START Dataset records

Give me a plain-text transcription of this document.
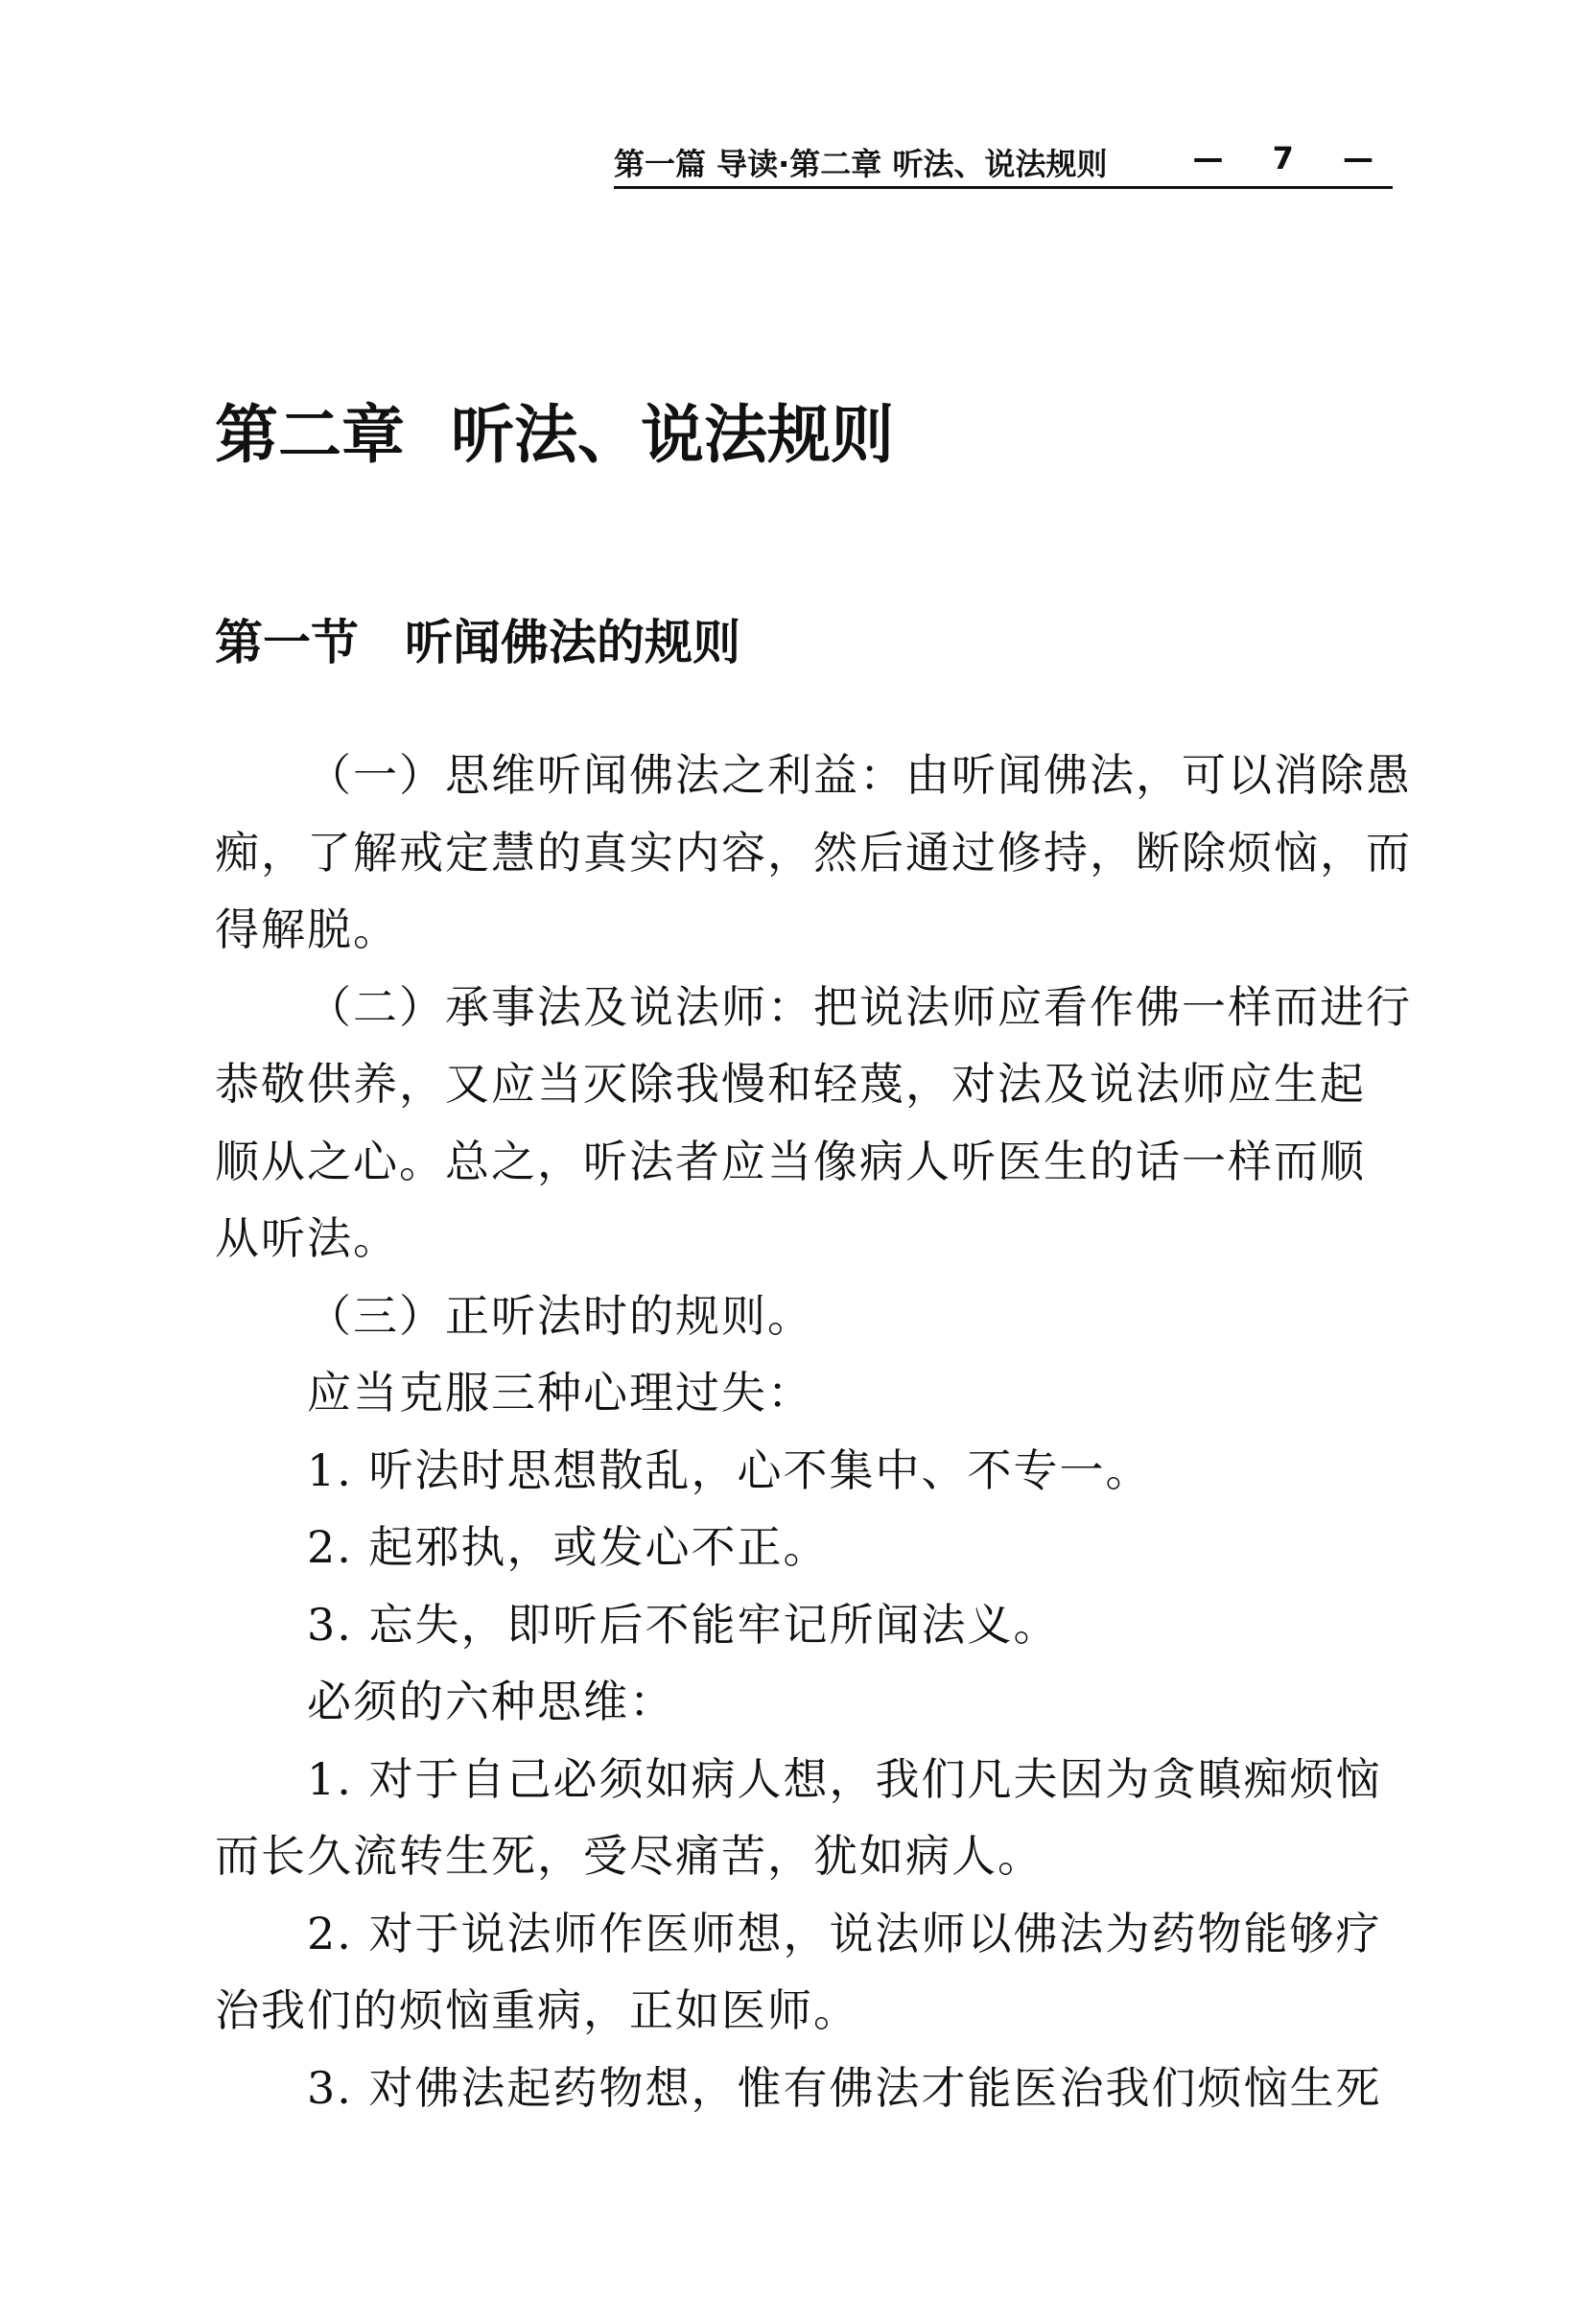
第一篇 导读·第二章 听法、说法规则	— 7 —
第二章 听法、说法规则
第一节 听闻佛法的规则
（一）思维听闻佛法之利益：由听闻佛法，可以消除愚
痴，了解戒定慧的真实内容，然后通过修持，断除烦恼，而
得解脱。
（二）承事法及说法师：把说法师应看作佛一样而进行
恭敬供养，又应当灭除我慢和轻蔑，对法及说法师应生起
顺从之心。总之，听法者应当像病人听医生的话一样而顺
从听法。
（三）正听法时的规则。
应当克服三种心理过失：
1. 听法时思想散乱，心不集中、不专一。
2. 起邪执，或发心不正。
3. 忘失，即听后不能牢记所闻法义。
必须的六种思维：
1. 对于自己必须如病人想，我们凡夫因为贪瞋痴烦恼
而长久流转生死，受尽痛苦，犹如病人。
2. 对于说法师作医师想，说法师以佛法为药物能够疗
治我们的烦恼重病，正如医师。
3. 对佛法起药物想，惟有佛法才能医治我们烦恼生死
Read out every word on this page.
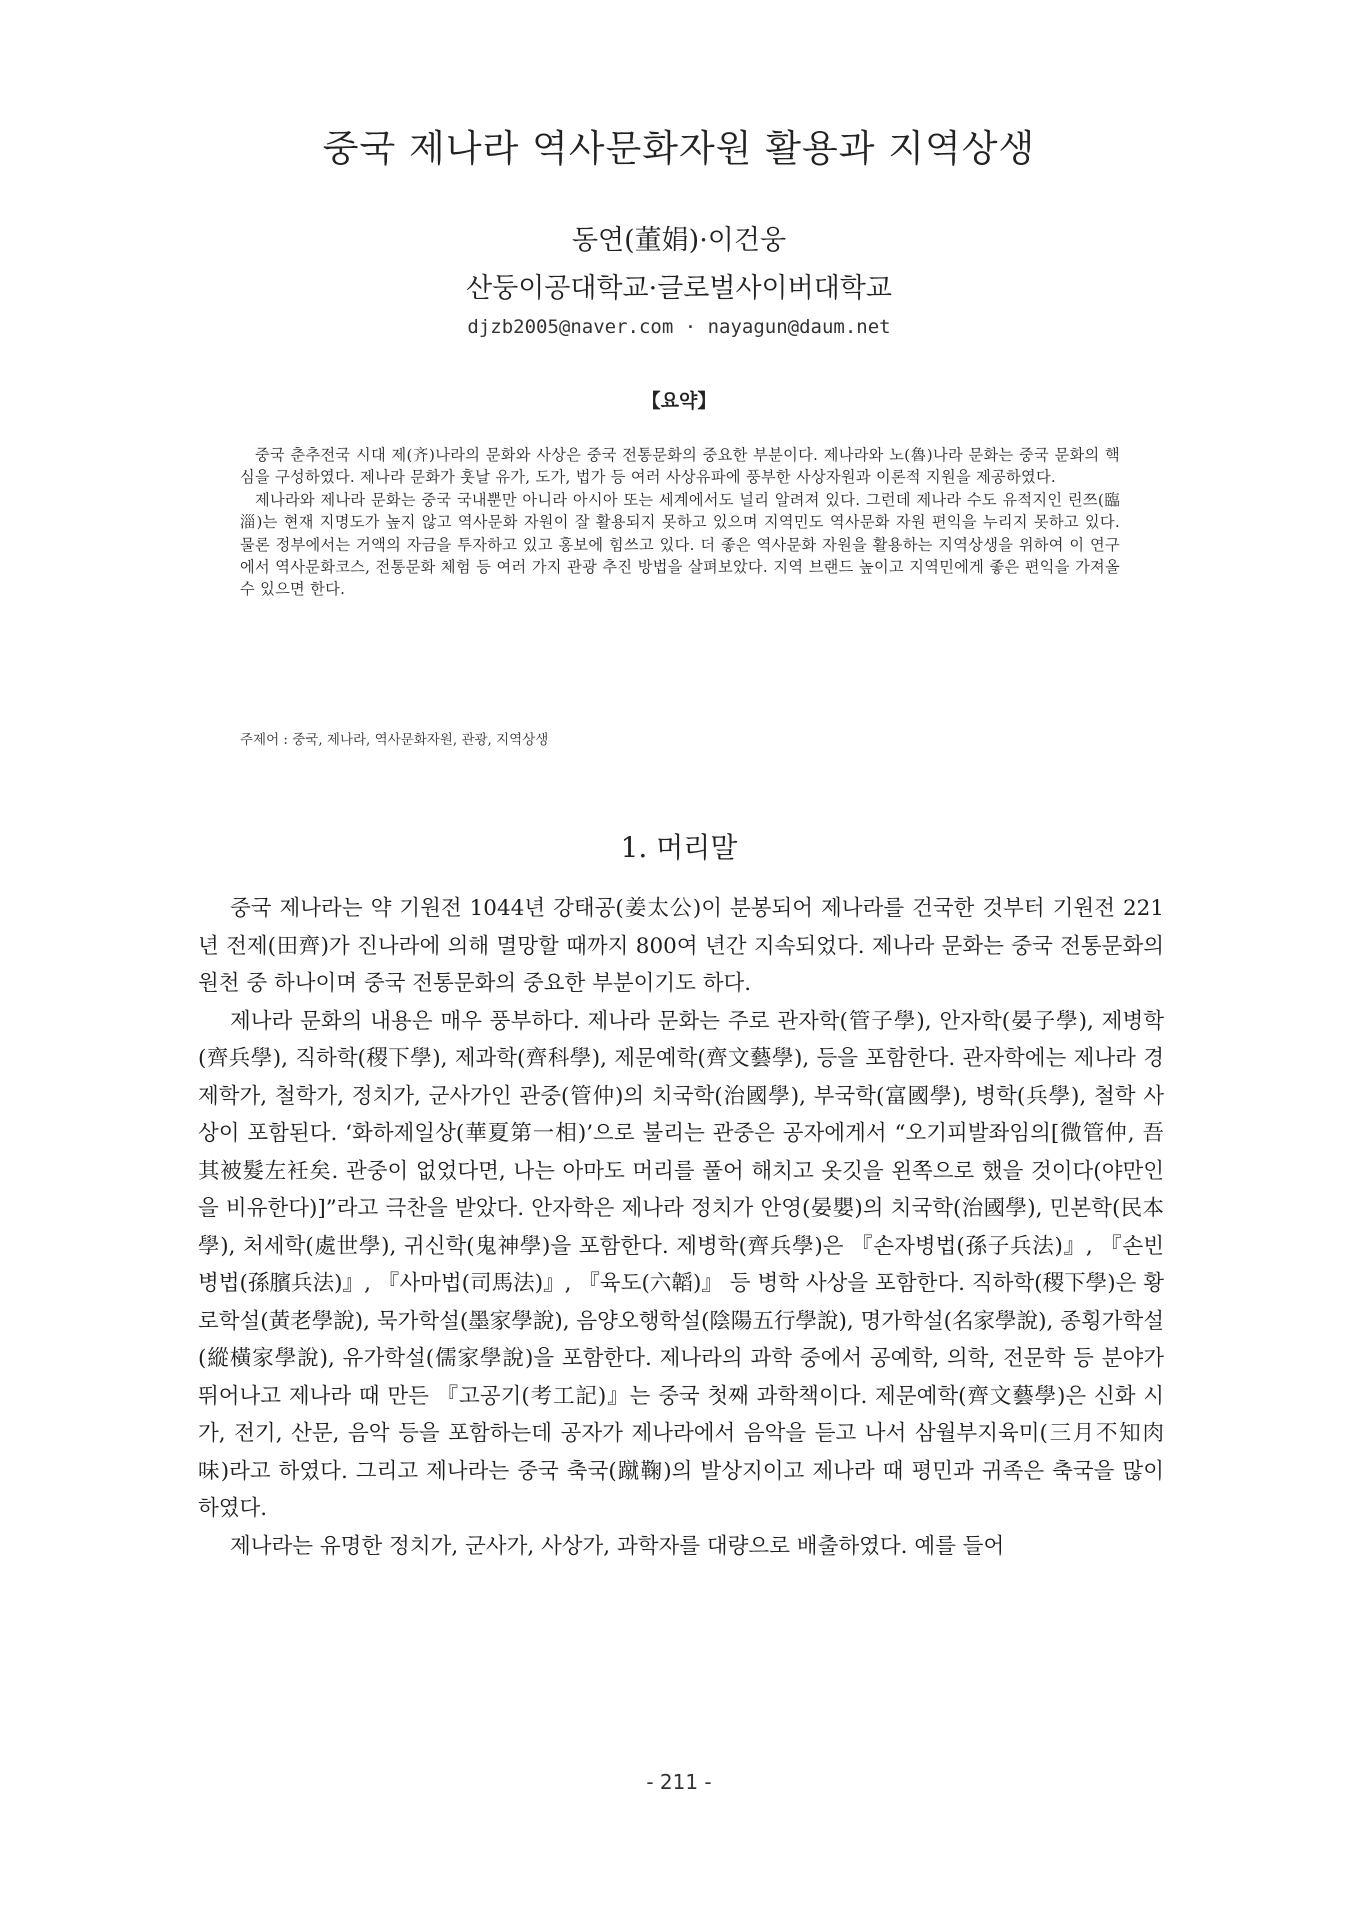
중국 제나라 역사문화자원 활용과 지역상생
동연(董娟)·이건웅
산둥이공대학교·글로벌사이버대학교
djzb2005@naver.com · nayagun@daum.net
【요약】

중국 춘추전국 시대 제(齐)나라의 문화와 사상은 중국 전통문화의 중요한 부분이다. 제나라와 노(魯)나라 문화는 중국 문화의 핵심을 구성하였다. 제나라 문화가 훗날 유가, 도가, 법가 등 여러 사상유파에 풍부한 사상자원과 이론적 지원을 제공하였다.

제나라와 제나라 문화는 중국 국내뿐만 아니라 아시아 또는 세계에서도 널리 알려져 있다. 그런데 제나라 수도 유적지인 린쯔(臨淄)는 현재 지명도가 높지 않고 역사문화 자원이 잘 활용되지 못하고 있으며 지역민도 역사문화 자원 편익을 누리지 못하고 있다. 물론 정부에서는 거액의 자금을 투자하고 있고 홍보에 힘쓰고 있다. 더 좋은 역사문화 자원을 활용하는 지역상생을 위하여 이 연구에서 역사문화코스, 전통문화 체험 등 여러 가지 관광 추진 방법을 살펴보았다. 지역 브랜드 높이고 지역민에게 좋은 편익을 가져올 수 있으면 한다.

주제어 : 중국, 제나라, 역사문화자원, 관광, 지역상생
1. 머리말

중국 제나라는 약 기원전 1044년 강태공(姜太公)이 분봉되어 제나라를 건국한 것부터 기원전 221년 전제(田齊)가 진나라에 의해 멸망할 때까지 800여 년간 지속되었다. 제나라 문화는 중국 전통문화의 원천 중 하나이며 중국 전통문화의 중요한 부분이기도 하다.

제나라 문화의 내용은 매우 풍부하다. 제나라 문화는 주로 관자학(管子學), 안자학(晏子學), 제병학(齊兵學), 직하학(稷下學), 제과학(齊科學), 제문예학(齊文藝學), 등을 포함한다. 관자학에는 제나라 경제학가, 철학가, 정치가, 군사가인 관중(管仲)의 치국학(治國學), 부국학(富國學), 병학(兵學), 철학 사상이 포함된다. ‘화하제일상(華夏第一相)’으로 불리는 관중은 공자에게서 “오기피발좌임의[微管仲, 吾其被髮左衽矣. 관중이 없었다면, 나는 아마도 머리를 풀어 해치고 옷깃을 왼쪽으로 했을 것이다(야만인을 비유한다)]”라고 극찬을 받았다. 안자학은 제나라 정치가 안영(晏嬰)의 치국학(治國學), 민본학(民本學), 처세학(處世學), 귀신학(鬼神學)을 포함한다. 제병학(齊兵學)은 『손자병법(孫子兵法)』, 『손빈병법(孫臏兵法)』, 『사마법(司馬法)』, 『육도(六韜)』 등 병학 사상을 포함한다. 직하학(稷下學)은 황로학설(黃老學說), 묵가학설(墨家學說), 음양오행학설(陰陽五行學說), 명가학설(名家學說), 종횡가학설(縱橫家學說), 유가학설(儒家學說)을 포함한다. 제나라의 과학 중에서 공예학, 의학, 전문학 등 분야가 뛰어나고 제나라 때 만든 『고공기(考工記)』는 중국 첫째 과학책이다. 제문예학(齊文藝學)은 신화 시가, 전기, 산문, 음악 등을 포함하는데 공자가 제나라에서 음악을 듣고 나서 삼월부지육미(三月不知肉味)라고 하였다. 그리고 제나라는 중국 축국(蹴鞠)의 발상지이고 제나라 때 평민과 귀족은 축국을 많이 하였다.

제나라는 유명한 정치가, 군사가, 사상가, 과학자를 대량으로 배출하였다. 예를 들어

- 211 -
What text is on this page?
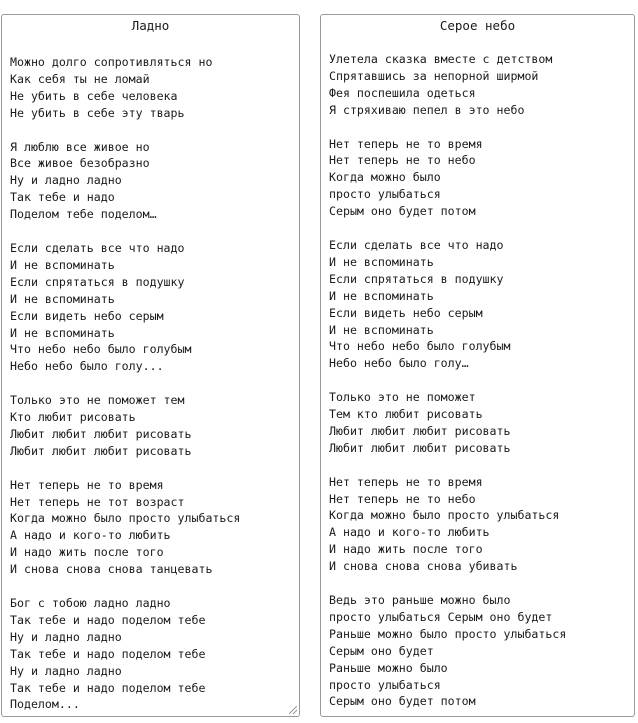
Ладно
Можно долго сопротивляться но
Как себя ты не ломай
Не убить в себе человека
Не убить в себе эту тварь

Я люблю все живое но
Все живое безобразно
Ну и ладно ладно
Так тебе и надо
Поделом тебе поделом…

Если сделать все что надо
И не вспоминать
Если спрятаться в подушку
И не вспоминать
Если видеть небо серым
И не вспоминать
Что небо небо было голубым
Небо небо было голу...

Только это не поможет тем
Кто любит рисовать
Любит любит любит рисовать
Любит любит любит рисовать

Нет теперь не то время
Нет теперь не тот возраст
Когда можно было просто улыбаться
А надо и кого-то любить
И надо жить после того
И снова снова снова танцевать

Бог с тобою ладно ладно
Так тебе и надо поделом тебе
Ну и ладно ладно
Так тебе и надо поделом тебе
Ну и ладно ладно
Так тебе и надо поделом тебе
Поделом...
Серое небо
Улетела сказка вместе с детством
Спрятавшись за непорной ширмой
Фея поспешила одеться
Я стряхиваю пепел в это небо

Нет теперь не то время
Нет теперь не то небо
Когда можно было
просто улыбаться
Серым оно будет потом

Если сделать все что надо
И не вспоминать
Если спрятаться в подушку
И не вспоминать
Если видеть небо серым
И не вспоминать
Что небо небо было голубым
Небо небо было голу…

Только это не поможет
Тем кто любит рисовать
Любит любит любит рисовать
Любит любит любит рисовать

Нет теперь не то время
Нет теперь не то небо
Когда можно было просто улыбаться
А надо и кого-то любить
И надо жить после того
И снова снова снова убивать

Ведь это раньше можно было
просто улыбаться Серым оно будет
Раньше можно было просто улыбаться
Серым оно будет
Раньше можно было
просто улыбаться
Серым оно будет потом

END Dataset records

## [Stated task]
In the data above, count the lines where the word "역사문화자원" appears; reply with the number only.

## [Worked solution]
2